== EXERCISE REQUIREMENTS ==
Search the data below for the string "JSON". Extract every line that contains it.

>> Start

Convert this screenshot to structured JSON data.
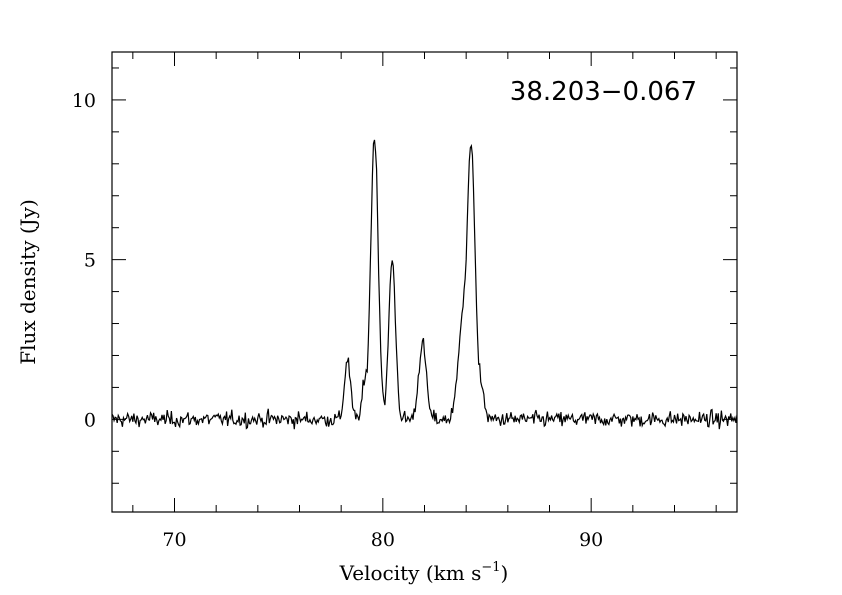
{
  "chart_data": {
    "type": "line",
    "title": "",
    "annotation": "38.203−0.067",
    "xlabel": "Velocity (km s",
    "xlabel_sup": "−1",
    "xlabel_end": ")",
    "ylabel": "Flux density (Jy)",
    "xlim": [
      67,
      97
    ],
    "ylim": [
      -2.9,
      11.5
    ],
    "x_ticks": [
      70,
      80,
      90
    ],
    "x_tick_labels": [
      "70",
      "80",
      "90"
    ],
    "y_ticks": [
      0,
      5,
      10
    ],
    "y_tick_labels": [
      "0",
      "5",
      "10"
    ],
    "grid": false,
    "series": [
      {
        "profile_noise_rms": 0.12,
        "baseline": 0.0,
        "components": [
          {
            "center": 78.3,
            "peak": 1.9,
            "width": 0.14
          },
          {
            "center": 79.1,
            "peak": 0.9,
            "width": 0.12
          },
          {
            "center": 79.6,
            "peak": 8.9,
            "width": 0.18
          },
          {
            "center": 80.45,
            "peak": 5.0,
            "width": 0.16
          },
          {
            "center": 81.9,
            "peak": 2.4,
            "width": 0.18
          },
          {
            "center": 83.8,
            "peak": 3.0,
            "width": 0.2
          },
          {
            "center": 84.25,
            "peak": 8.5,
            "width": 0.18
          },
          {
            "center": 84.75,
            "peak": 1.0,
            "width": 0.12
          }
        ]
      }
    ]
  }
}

>> End
>> Start

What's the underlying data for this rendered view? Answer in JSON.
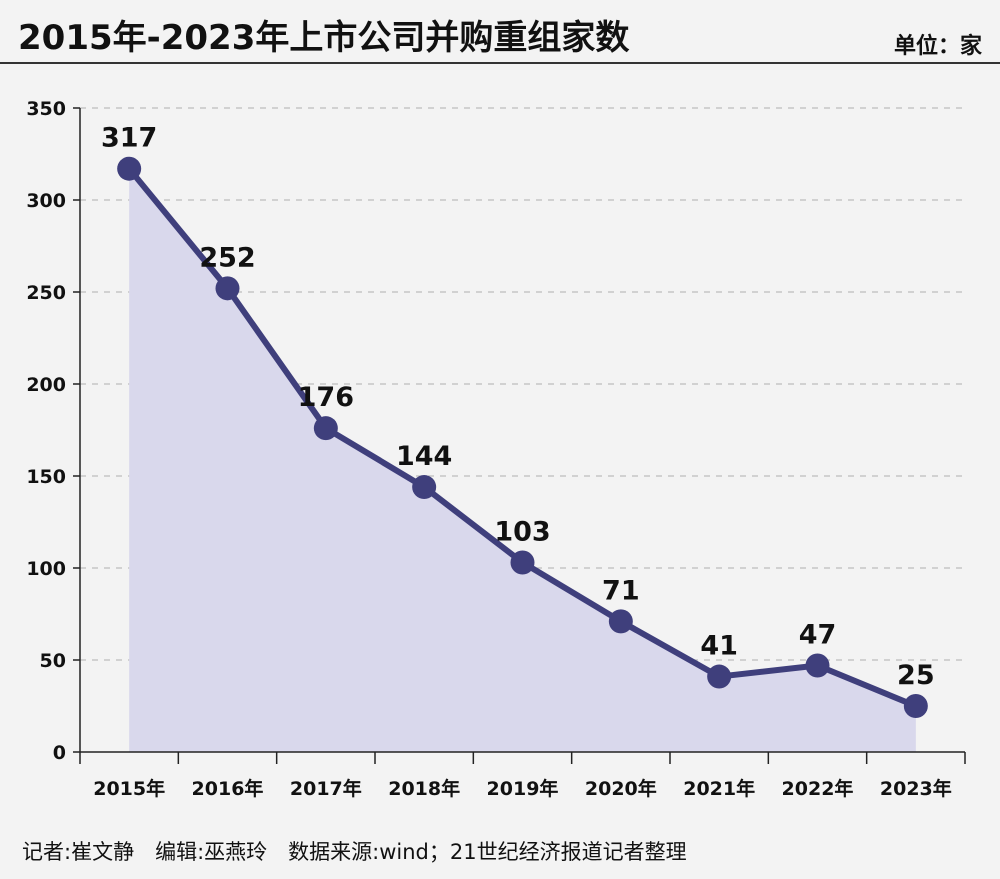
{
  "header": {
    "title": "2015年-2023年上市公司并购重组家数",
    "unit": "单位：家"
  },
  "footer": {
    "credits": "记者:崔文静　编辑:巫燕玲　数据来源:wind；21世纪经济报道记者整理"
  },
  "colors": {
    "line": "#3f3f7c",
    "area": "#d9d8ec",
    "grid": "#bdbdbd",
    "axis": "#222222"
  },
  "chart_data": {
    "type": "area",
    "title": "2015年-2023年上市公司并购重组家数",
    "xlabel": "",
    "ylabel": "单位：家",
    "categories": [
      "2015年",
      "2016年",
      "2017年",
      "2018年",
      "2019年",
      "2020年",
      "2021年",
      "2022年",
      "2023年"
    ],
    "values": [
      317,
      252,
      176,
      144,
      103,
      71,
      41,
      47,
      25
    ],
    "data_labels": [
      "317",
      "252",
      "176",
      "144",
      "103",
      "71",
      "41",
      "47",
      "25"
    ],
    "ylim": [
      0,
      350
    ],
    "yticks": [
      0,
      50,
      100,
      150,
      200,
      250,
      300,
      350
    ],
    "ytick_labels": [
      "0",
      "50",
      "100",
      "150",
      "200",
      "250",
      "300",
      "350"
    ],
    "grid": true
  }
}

>> End
>> Start

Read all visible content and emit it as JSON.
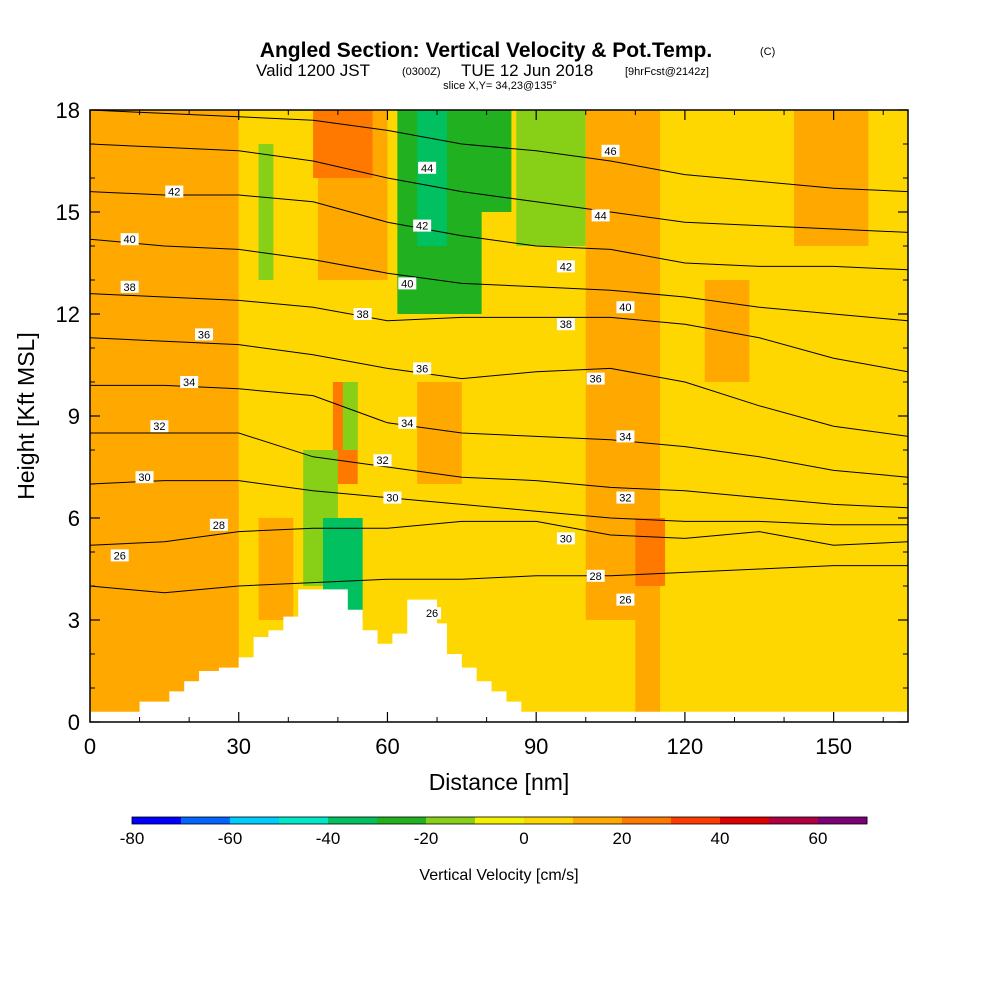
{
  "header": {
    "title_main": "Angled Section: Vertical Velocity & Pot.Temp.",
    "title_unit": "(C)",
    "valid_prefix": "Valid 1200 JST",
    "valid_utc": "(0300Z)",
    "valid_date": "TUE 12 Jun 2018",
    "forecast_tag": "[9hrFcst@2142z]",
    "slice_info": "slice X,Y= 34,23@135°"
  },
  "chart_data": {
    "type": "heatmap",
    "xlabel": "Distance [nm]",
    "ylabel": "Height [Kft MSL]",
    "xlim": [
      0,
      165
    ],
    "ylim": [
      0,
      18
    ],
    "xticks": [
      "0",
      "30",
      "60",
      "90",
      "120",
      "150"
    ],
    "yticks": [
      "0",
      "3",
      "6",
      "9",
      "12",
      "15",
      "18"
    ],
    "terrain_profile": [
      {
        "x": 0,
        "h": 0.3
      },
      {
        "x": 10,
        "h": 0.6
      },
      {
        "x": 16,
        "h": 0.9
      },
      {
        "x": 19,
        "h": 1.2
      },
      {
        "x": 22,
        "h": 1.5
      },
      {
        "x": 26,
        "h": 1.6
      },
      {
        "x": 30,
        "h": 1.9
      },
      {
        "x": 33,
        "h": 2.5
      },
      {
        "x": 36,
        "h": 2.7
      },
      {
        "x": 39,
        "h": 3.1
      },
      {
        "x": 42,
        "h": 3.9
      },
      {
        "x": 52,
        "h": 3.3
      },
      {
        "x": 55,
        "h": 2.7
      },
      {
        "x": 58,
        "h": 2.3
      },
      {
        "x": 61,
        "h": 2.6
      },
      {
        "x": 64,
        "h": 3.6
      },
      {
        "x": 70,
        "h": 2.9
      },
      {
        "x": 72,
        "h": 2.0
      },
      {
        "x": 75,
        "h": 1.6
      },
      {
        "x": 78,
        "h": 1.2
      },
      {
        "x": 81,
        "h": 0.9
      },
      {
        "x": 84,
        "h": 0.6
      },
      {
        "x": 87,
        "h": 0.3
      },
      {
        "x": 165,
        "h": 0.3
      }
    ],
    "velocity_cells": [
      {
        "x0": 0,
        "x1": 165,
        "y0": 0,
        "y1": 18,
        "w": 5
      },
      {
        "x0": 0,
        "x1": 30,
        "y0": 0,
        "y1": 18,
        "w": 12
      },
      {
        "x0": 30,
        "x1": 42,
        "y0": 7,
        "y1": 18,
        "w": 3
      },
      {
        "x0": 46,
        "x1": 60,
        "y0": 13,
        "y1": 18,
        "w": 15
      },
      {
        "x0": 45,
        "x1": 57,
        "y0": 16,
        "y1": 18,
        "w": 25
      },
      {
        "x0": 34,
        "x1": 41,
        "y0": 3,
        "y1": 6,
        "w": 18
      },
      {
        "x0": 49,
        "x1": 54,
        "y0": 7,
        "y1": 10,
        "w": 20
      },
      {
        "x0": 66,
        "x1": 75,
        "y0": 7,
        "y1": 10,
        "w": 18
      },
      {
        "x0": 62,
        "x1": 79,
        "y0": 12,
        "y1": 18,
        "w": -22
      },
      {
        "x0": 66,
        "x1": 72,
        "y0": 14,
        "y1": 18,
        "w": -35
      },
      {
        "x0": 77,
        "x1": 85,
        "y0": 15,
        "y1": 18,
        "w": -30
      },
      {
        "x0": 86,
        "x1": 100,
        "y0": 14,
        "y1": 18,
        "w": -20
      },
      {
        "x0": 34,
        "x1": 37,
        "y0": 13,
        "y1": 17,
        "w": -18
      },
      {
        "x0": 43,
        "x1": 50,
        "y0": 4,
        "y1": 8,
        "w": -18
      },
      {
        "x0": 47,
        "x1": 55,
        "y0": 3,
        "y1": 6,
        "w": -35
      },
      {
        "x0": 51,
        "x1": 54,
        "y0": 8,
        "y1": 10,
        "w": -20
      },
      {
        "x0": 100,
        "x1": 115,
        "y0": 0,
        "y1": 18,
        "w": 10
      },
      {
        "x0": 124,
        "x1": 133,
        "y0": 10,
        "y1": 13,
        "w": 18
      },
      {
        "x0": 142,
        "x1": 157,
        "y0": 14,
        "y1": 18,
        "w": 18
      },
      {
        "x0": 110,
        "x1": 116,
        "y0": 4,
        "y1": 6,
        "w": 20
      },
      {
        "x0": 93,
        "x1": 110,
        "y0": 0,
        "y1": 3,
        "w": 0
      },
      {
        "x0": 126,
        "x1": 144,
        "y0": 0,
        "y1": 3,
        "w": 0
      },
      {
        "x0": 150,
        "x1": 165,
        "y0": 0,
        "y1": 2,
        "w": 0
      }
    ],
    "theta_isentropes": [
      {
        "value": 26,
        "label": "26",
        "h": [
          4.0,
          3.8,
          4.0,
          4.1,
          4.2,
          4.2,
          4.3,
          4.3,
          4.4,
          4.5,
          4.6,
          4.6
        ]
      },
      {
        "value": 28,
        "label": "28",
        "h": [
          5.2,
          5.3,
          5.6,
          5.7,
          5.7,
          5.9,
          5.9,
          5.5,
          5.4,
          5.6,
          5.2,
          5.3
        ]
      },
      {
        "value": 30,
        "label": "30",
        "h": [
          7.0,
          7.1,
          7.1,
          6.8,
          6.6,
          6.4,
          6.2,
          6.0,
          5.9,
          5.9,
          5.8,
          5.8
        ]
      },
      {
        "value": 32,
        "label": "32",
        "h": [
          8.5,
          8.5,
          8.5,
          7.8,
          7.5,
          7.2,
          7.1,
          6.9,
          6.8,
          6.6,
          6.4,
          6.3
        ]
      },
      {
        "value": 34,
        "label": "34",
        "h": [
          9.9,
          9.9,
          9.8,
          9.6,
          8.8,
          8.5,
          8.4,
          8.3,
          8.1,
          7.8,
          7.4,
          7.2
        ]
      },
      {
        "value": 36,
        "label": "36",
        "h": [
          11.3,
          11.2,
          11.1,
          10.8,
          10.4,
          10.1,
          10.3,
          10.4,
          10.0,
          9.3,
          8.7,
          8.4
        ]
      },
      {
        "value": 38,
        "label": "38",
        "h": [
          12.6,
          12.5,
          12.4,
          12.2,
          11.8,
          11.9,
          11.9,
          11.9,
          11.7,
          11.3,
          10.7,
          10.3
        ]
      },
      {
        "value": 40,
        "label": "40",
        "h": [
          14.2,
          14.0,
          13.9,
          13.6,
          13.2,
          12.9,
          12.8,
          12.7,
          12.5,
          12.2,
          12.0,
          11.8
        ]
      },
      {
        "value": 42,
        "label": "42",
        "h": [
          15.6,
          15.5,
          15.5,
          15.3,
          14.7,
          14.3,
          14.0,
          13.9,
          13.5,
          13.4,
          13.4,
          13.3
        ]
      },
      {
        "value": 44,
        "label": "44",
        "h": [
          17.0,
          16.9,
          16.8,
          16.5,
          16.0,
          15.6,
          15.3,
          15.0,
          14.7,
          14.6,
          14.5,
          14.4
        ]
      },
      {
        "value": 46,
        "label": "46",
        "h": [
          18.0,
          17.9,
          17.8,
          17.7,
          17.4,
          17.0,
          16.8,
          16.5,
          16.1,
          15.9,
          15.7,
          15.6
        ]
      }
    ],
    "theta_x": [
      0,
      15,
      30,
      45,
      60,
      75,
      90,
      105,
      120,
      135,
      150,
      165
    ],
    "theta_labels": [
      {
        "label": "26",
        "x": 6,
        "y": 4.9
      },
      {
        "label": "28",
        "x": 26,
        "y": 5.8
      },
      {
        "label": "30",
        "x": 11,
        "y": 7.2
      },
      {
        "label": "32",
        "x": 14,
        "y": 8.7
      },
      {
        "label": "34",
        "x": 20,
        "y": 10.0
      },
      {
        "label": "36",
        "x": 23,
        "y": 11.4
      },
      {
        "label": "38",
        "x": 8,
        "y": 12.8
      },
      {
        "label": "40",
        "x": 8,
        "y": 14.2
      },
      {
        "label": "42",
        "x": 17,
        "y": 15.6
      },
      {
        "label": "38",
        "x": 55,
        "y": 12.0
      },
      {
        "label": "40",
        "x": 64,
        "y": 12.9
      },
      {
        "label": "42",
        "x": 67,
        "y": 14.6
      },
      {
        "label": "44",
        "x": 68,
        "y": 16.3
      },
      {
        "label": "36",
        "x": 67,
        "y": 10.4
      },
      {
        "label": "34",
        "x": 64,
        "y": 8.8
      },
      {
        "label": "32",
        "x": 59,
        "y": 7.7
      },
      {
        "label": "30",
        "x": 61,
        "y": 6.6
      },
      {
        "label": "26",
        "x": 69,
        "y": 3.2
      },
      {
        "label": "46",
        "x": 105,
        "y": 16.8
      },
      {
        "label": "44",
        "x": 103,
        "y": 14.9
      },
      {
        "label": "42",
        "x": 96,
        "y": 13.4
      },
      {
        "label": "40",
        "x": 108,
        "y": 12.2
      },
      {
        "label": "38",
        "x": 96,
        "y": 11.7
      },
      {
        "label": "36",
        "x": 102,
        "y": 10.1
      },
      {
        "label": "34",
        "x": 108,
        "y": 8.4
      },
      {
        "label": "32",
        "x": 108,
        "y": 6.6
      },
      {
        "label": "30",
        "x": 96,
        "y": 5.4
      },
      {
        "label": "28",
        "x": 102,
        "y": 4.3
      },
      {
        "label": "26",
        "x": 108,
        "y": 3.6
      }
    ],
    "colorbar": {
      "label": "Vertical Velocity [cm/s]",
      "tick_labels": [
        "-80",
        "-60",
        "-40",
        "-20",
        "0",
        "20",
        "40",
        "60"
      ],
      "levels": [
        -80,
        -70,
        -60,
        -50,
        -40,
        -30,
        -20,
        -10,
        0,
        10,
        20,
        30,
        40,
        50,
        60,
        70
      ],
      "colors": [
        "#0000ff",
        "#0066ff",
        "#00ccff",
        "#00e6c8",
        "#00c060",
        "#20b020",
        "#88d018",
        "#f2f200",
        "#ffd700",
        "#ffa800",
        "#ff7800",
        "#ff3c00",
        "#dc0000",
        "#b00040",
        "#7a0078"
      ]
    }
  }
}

>> End

== RESPONSE ==
Convert this screenshot to structured JSON data.
What's the underlying data for this rendered view? Answer in JSON.
Read all visible content and emit it as JSON.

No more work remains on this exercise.